=== ITEMS ===

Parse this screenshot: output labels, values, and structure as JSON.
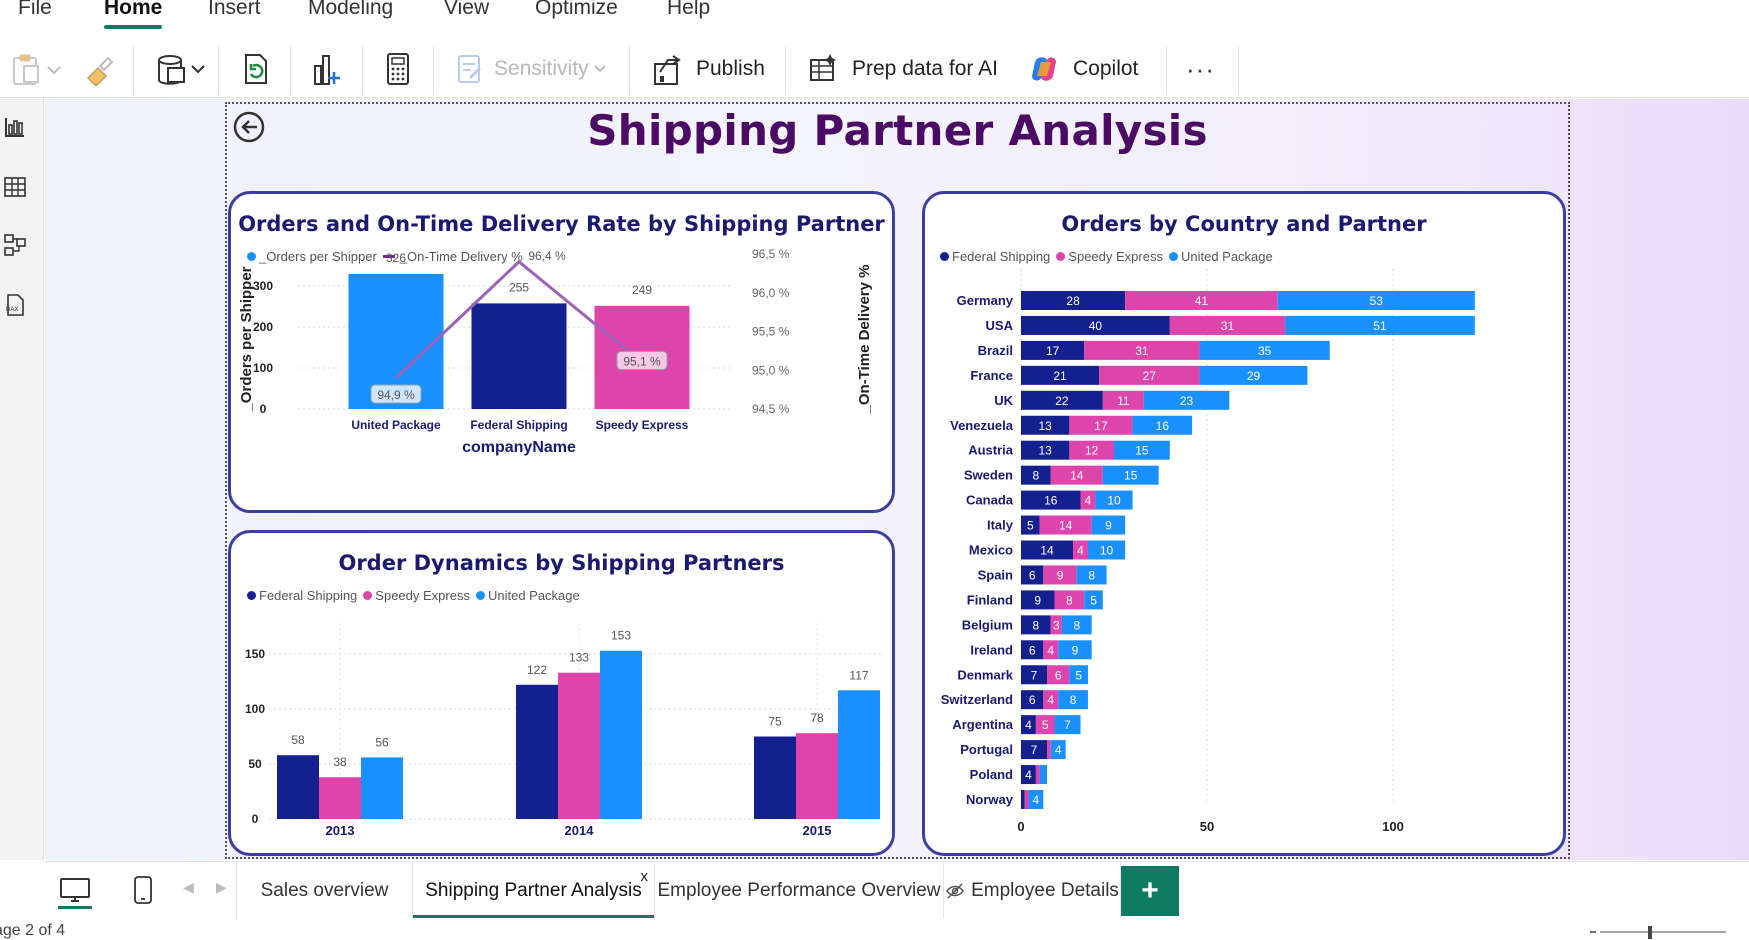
{
  "menu": {
    "items": [
      "File",
      "Home",
      "Insert",
      "Modeling",
      "View",
      "Optimize",
      "Help"
    ],
    "active": "Home"
  },
  "toolbar": {
    "sensitivity": "Sensitivity",
    "publish": "Publish",
    "prep_data": "Prep data for AI",
    "copilot": "Copilot",
    "more": "···"
  },
  "report": {
    "title": "Shipping Partner Analysis"
  },
  "colors": {
    "federal": "#15208f",
    "speedy": "#dd45ad",
    "united": "#1a90ff",
    "line": "#9b63b6",
    "title": "#4b0a63"
  },
  "chart_data": [
    {
      "id": "orders_ontime",
      "type": "bar",
      "title": "Orders and On-Time Delivery Rate by Shipping Partner",
      "legend": [
        "_Orders per Shipper",
        "_On-Time Delivery %"
      ],
      "xlabel": "companyName",
      "ylabel": "_Orders per Shipper",
      "y2label": "_On-Time Delivery %",
      "categories": [
        "United Package",
        "Federal Shipping",
        "Speedy Express"
      ],
      "bars": [
        326,
        255,
        249
      ],
      "bar_colors": [
        "#1a90ff",
        "#15208f",
        "#dd45ad"
      ],
      "line": [
        94.9,
        96.4,
        95.1
      ],
      "line_labels": [
        "94,9 %",
        "96,4 %",
        "95,1 %"
      ],
      "ylim": [
        0,
        326
      ],
      "yticks": [
        0,
        100,
        200,
        300
      ],
      "y2lim": [
        94.5,
        96.5
      ],
      "y2ticks": [
        "96,5 %",
        "96,0 %",
        "95,5 %",
        "95,0 %",
        "94,5 %"
      ]
    },
    {
      "id": "order_dynamics",
      "type": "bar",
      "title": "Order Dynamics by Shipping Partners",
      "legend": [
        "Federal Shipping",
        "Speedy Express",
        "United Package"
      ],
      "categories": [
        "2013",
        "2014",
        "2015"
      ],
      "series": [
        {
          "name": "Federal Shipping",
          "values": [
            58,
            122,
            75
          ]
        },
        {
          "name": "Speedy Express",
          "values": [
            38,
            133,
            78
          ]
        },
        {
          "name": "United Package",
          "values": [
            56,
            153,
            117
          ]
        }
      ],
      "ylim": [
        0,
        160
      ],
      "yticks": [
        0,
        50,
        100,
        150
      ]
    },
    {
      "id": "country_partner",
      "type": "bar",
      "orientation": "horizontal-stacked",
      "title": "Orders by Country and Partner",
      "legend": [
        "Federal Shipping",
        "Speedy Express",
        "United Package"
      ],
      "categories": [
        "Germany",
        "USA",
        "Brazil",
        "France",
        "UK",
        "Venezuela",
        "Austria",
        "Sweden",
        "Canada",
        "Italy",
        "Mexico",
        "Spain",
        "Finland",
        "Belgium",
        "Ireland",
        "Denmark",
        "Switzerland",
        "Argentina",
        "Portugal",
        "Poland",
        "Norway"
      ],
      "series": [
        {
          "name": "Federal Shipping",
          "values": [
            28,
            40,
            17,
            21,
            22,
            13,
            13,
            8,
            16,
            5,
            14,
            6,
            9,
            8,
            6,
            7,
            6,
            4,
            7,
            4,
            1
          ]
        },
        {
          "name": "Speedy Express",
          "values": [
            41,
            31,
            31,
            27,
            11,
            17,
            12,
            14,
            4,
            14,
            4,
            9,
            8,
            3,
            4,
            6,
            4,
            5,
            1,
            1,
            1
          ]
        },
        {
          "name": "United Package",
          "values": [
            53,
            51,
            35,
            29,
            23,
            16,
            15,
            15,
            10,
            9,
            10,
            8,
            5,
            8,
            9,
            5,
            8,
            7,
            4,
            2,
            4
          ]
        }
      ],
      "labels": [
        [
          "28",
          "41",
          "53"
        ],
        [
          "40",
          "31",
          "51"
        ],
        [
          "17",
          "31",
          "35"
        ],
        [
          "21",
          "27",
          "29"
        ],
        [
          "22",
          "11",
          "23"
        ],
        [
          "13",
          "17",
          "16"
        ],
        [
          "13",
          "12",
          "15"
        ],
        [
          "8",
          "14",
          "15"
        ],
        [
          "16",
          "4",
          "10"
        ],
        [
          "5",
          "14",
          "9"
        ],
        [
          "14",
          "4",
          "10"
        ],
        [
          "6",
          "9",
          "8"
        ],
        [
          "9",
          "8",
          "5"
        ],
        [
          "8",
          "3",
          "8"
        ],
        [
          "6",
          "4",
          "9"
        ],
        [
          "7",
          "6",
          "5"
        ],
        [
          "6",
          "4",
          "8"
        ],
        [
          "4",
          "5",
          "7"
        ],
        [
          "7",
          "",
          "4"
        ],
        [
          "4",
          "",
          ""
        ],
        [
          "",
          "",
          "4"
        ]
      ],
      "xlim": [
        0,
        130
      ],
      "xticks": [
        0,
        50,
        100
      ]
    }
  ],
  "pages": {
    "tabs": [
      "Sales overview",
      "Shipping Partner Analysis",
      "Employee Performance Overview",
      "Employee Details"
    ],
    "active": "Shipping Partner Analysis",
    "close": "x",
    "add": "+"
  },
  "status": {
    "page_text": "age 2 of 4"
  }
}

===

• **DIRECTIONS**:
Print the complete listing exactly as it stands, without its pictures.

• **RESPONSE**:
Parse this screenshot: output labels, values, and structure as JSON.
{
  "menu": {
    "items": [
      "File",
      "Home",
      "Insert",
      "Modeling",
      "View",
      "Optimize",
      "Help"
    ],
    "active": "Home"
  },
  "toolbar": {
    "sensitivity": "Sensitivity",
    "publish": "Publish",
    "prep_data": "Prep data for AI",
    "copilot": "Copilot",
    "more": "···"
  },
  "report": {
    "title": "Shipping Partner Analysis"
  },
  "colors": {
    "federal": "#15208f",
    "speedy": "#dd45ad",
    "united": "#1a90ff",
    "line": "#9b63b6",
    "title": "#4b0a63"
  },
  "chart_data": [
    {
      "id": "orders_ontime",
      "type": "bar",
      "title": "Orders and On-Time Delivery Rate by Shipping Partner",
      "legend": [
        "_Orders per Shipper",
        "_On-Time Delivery %"
      ],
      "xlabel": "companyName",
      "ylabel": "_Orders per Shipper",
      "y2label": "_On-Time Delivery %",
      "categories": [
        "United Package",
        "Federal Shipping",
        "Speedy Express"
      ],
      "bars": [
        326,
        255,
        249
      ],
      "bar_colors": [
        "#1a90ff",
        "#15208f",
        "#dd45ad"
      ],
      "line": [
        94.9,
        96.4,
        95.1
      ],
      "line_labels": [
        "94,9 %",
        "96,4 %",
        "95,1 %"
      ],
      "ylim": [
        0,
        326
      ],
      "yticks": [
        0,
        100,
        200,
        300
      ],
      "y2lim": [
        94.5,
        96.5
      ],
      "y2ticks": [
        "96,5 %",
        "96,0 %",
        "95,5 %",
        "95,0 %",
        "94,5 %"
      ]
    },
    {
      "id": "order_dynamics",
      "type": "bar",
      "title": "Order Dynamics by Shipping Partners",
      "legend": [
        "Federal Shipping",
        "Speedy Express",
        "United Package"
      ],
      "categories": [
        "2013",
        "2014",
        "2015"
      ],
      "series": [
        {
          "name": "Federal Shipping",
          "values": [
            58,
            122,
            75
          ]
        },
        {
          "name": "Speedy Express",
          "values": [
            38,
            133,
            78
          ]
        },
        {
          "name": "United Package",
          "values": [
            56,
            153,
            117
          ]
        }
      ],
      "ylim": [
        0,
        160
      ],
      "yticks": [
        0,
        50,
        100,
        150
      ]
    },
    {
      "id": "country_partner",
      "type": "bar",
      "orientation": "horizontal-stacked",
      "title": "Orders by Country and Partner",
      "legend": [
        "Federal Shipping",
        "Speedy Express",
        "United Package"
      ],
      "categories": [
        "Germany",
        "USA",
        "Brazil",
        "France",
        "UK",
        "Venezuela",
        "Austria",
        "Sweden",
        "Canada",
        "Italy",
        "Mexico",
        "Spain",
        "Finland",
        "Belgium",
        "Ireland",
        "Denmark",
        "Switzerland",
        "Argentina",
        "Portugal",
        "Poland",
        "Norway"
      ],
      "series": [
        {
          "name": "Federal Shipping",
          "values": [
            28,
            40,
            17,
            21,
            22,
            13,
            13,
            8,
            16,
            5,
            14,
            6,
            9,
            8,
            6,
            7,
            6,
            4,
            7,
            4,
            1
          ]
        },
        {
          "name": "Speedy Express",
          "values": [
            41,
            31,
            31,
            27,
            11,
            17,
            12,
            14,
            4,
            14,
            4,
            9,
            8,
            3,
            4,
            6,
            4,
            5,
            1,
            1,
            1
          ]
        },
        {
          "name": "United Package",
          "values": [
            53,
            51,
            35,
            29,
            23,
            16,
            15,
            15,
            10,
            9,
            10,
            8,
            5,
            8,
            9,
            5,
            8,
            7,
            4,
            2,
            4
          ]
        }
      ],
      "labels": [
        [
          "28",
          "41",
          "53"
        ],
        [
          "40",
          "31",
          "51"
        ],
        [
          "17",
          "31",
          "35"
        ],
        [
          "21",
          "27",
          "29"
        ],
        [
          "22",
          "11",
          "23"
        ],
        [
          "13",
          "17",
          "16"
        ],
        [
          "13",
          "12",
          "15"
        ],
        [
          "8",
          "14",
          "15"
        ],
        [
          "16",
          "4",
          "10"
        ],
        [
          "5",
          "14",
          "9"
        ],
        [
          "14",
          "4",
          "10"
        ],
        [
          "6",
          "9",
          "8"
        ],
        [
          "9",
          "8",
          "5"
        ],
        [
          "8",
          "3",
          "8"
        ],
        [
          "6",
          "4",
          "9"
        ],
        [
          "7",
          "6",
          "5"
        ],
        [
          "6",
          "4",
          "8"
        ],
        [
          "4",
          "5",
          "7"
        ],
        [
          "7",
          "",
          "4"
        ],
        [
          "4",
          "",
          ""
        ],
        [
          "",
          "",
          "4"
        ]
      ],
      "xlim": [
        0,
        130
      ],
      "xticks": [
        0,
        50,
        100
      ]
    }
  ],
  "pages": {
    "tabs": [
      "Sales overview",
      "Shipping Partner Analysis",
      "Employee Performance Overview",
      "Employee Details"
    ],
    "active": "Shipping Partner Analysis",
    "close": "x",
    "add": "+"
  },
  "status": {
    "page_text": "age 2 of 4"
  }
}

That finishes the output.